[Dataset items]
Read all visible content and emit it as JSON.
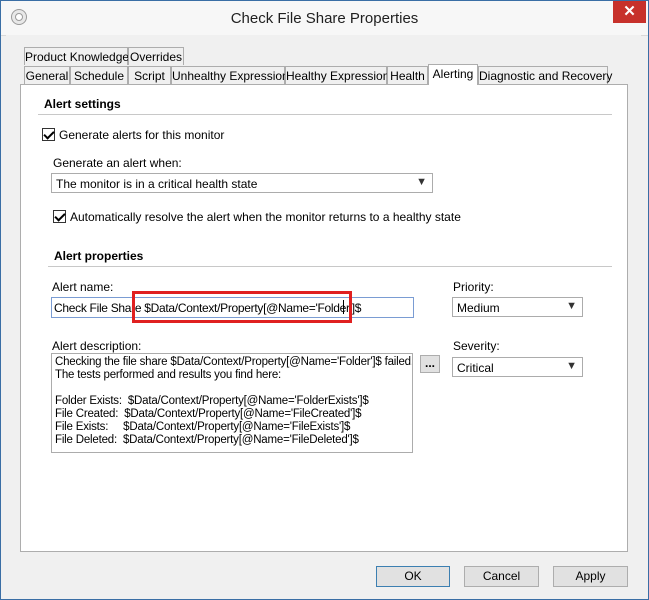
{
  "window": {
    "title": "Check File Share Properties",
    "close_glyph": "✕"
  },
  "tabs_row1": [
    "Product Knowledge",
    "Overrides"
  ],
  "tabs_row2": [
    "General",
    "Schedule",
    "Script",
    "Unhealthy Expression",
    "Healthy Expression",
    "Health",
    "Alerting",
    "Diagnostic and Recovery"
  ],
  "active_tab": "Alerting",
  "alert_settings": {
    "title": "Alert settings",
    "generate_alerts_label": "Generate alerts for this monitor",
    "generate_alerts_checked": true,
    "generate_when_label": "Generate an alert when:",
    "generate_when_value": "The monitor is in a critical health state",
    "auto_resolve_label": "Automatically resolve the alert when the monitor returns to a healthy state",
    "auto_resolve_checked": true
  },
  "alert_properties": {
    "title": "Alert properties",
    "name_label": "Alert name:",
    "name_value": "Check File Share $Data/Context/Property[@Name='Folder']$",
    "priority_label": "Priority:",
    "priority_value": "Medium",
    "description_label": "Alert description:",
    "description_lines": [
      "Checking the file share $Data/Context/Property[@Name='Folder']$ failed.",
      "The tests performed and results you find here:",
      "",
      "Folder Exists:  $Data/Context/Property[@Name='FolderExists']$",
      "File Created:  $Data/Context/Property[@Name='FileCreated']$",
      "File Exists:     $Data/Context/Property[@Name='FileExists']$",
      "File Deleted:  $Data/Context/Property[@Name='FileDeleted']$"
    ],
    "ellipsis_label": "...",
    "severity_label": "Severity:",
    "severity_value": "Critical"
  },
  "buttons": {
    "ok": "OK",
    "cancel": "Cancel",
    "apply": "Apply"
  },
  "colors": {
    "highlight": "#e02020",
    "close": "#c7312b"
  },
  "icons": {
    "dropdown": "▼"
  }
}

Request >>
All of the entries above should be copied exactly, except for the pictures.

Full solution >>
Read all visible content and emit it as JSON.
{
  "window": {
    "title": "Check File Share Properties",
    "close_glyph": "✕"
  },
  "tabs_row1": [
    "Product Knowledge",
    "Overrides"
  ],
  "tabs_row2": [
    "General",
    "Schedule",
    "Script",
    "Unhealthy Expression",
    "Healthy Expression",
    "Health",
    "Alerting",
    "Diagnostic and Recovery"
  ],
  "active_tab": "Alerting",
  "alert_settings": {
    "title": "Alert settings",
    "generate_alerts_label": "Generate alerts for this monitor",
    "generate_alerts_checked": true,
    "generate_when_label": "Generate an alert when:",
    "generate_when_value": "The monitor is in a critical health state",
    "auto_resolve_label": "Automatically resolve the alert when the monitor returns to a healthy state",
    "auto_resolve_checked": true
  },
  "alert_properties": {
    "title": "Alert properties",
    "name_label": "Alert name:",
    "name_value": "Check File Share $Data/Context/Property[@Name='Folder']$",
    "priority_label": "Priority:",
    "priority_value": "Medium",
    "description_label": "Alert description:",
    "description_lines": [
      "Checking the file share $Data/Context/Property[@Name='Folder']$ failed.",
      "The tests performed and results you find here:",
      "",
      "Folder Exists:  $Data/Context/Property[@Name='FolderExists']$",
      "File Created:  $Data/Context/Property[@Name='FileCreated']$",
      "File Exists:     $Data/Context/Property[@Name='FileExists']$",
      "File Deleted:  $Data/Context/Property[@Name='FileDeleted']$"
    ],
    "ellipsis_label": "...",
    "severity_label": "Severity:",
    "severity_value": "Critical"
  },
  "buttons": {
    "ok": "OK",
    "cancel": "Cancel",
    "apply": "Apply"
  },
  "colors": {
    "highlight": "#e02020",
    "close": "#c7312b"
  },
  "icons": {
    "dropdown": "▼"
  }
}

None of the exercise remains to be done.